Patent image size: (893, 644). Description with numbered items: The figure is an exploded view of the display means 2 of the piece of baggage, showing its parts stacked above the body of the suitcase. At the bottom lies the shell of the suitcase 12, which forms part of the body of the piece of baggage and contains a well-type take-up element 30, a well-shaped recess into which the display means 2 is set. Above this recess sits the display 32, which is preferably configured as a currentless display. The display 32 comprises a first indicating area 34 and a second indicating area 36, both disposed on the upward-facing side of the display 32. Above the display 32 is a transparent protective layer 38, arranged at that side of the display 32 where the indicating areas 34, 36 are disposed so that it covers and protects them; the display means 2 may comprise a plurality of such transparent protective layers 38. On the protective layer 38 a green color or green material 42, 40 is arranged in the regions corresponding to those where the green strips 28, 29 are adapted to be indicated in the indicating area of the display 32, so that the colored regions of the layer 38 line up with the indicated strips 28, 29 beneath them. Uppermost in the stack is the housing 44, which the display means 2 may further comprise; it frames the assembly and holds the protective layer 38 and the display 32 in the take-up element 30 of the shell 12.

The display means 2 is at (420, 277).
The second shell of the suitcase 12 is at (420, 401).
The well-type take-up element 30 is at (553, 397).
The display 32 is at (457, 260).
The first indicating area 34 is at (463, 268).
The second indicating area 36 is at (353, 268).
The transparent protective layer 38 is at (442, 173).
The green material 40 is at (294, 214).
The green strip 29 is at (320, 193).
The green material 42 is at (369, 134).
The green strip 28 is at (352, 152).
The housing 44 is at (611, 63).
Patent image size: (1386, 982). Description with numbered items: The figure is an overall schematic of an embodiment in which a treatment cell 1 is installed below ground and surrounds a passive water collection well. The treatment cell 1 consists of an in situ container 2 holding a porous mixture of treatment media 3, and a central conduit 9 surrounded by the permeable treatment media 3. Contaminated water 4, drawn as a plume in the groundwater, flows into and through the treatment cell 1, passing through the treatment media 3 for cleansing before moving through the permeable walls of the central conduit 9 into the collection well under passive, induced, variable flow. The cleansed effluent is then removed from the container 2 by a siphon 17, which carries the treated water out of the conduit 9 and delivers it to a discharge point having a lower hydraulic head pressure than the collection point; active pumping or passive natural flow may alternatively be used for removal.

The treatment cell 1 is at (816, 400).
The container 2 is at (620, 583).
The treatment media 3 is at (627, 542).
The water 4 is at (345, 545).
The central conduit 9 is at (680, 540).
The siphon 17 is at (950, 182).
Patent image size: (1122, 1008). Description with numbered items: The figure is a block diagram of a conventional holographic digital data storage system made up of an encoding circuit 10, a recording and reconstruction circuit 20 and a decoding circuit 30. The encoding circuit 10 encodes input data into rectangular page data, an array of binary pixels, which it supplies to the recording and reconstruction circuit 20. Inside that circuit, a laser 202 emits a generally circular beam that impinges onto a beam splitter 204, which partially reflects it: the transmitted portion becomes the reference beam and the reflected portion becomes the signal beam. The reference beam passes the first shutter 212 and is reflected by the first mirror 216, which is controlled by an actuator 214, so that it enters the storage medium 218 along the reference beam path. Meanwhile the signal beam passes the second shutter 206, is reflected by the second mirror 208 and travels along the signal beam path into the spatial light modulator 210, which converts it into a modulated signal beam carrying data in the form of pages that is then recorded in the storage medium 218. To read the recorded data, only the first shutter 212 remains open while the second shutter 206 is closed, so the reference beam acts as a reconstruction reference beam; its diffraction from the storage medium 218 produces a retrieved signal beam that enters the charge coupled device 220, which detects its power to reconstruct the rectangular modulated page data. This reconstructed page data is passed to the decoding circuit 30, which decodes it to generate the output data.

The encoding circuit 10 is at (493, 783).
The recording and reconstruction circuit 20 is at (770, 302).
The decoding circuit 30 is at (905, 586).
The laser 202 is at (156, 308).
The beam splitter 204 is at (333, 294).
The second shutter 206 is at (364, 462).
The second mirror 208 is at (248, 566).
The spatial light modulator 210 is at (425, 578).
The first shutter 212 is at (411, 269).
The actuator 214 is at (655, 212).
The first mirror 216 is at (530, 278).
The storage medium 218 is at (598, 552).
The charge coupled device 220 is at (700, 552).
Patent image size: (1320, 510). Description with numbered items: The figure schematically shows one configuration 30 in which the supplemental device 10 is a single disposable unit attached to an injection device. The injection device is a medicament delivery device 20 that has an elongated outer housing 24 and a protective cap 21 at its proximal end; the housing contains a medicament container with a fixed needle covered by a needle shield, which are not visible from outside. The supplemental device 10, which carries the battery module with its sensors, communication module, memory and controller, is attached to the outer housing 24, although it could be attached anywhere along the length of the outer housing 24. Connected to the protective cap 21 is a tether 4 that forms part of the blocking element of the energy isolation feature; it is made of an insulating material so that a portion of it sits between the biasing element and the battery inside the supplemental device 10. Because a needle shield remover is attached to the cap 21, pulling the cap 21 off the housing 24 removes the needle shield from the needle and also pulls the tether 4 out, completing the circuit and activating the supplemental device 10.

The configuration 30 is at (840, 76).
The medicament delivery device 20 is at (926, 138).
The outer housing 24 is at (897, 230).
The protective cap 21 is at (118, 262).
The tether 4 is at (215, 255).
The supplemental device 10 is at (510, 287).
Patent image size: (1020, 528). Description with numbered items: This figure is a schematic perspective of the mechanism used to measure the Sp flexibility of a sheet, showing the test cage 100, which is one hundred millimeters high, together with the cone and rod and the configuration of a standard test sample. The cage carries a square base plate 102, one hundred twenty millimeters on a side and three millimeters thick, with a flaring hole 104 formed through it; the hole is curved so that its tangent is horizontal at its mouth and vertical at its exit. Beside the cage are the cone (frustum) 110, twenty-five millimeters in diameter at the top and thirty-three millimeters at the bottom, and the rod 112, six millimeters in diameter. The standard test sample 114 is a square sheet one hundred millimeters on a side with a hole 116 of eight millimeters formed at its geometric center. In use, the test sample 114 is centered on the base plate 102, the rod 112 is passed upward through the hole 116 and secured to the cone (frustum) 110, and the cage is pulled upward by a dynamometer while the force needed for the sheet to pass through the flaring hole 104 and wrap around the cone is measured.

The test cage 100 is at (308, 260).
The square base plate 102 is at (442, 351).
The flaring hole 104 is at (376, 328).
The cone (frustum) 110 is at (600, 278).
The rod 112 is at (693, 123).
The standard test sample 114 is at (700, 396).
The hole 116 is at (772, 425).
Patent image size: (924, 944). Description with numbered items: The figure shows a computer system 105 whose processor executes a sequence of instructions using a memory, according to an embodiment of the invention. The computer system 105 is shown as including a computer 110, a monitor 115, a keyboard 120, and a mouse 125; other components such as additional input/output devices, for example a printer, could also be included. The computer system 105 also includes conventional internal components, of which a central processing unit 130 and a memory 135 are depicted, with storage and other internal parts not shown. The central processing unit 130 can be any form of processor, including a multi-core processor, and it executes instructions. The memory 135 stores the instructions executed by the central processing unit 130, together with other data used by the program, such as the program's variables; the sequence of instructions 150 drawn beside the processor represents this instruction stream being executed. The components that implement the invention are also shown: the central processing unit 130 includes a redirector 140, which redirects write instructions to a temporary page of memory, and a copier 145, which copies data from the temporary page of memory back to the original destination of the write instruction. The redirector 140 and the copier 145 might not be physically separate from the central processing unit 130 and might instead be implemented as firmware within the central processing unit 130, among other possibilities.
■ ■ ■
- [DESCRIPTION OF THE TASK]:
Pull out every line of the listing that contains the word "green", matching case exactly.

- [ANSWER FOR THE TASK]:
Patent image size: (893, 644). Description with numbered items: The figure is an exploded view of the display means 2 of the piece of baggage, showing its parts stacked above the body of the suitcase. At the bottom lies the shell of the suitcase 12, which forms part of the body of the piece of baggage and contains a well-type take-up element 30, a well-shaped recess into which the display means 2 is set. Above this recess sits the display 32, which is preferably configured as a currentless display. The display 32 comprises a first indicating area 34 and a second indicating area 36, both disposed on the upward-facing side of the display 32. Above the display 32 is a transparent protective layer 38, arranged at that side of the display 32 where the indicating areas 34, 36 are disposed so that it covers and protects them; the display means 2 may comprise a plurality of such transparent protective layers 38. On the protective layer 38 a green color or green material 42, 40 is arranged in the regions corresponding to those where the green strips 28, 29 are adapted to be indicated in the indicating area of the display 32, so that the colored regions of the layer 38 line up with the indicated strips 28, 29 beneath them. Uppermost in the stack is the housing 44, which the display means 2 may further comprise; it frames the assembly and holds the protective layer 38 and the display 32 in the take-up element 30 of the shell 12.
The green material 40 is at (294, 214).
The green strip 29 is at (320, 193).
The green material 42 is at (369, 134).
The green strip 28 is at (352, 152).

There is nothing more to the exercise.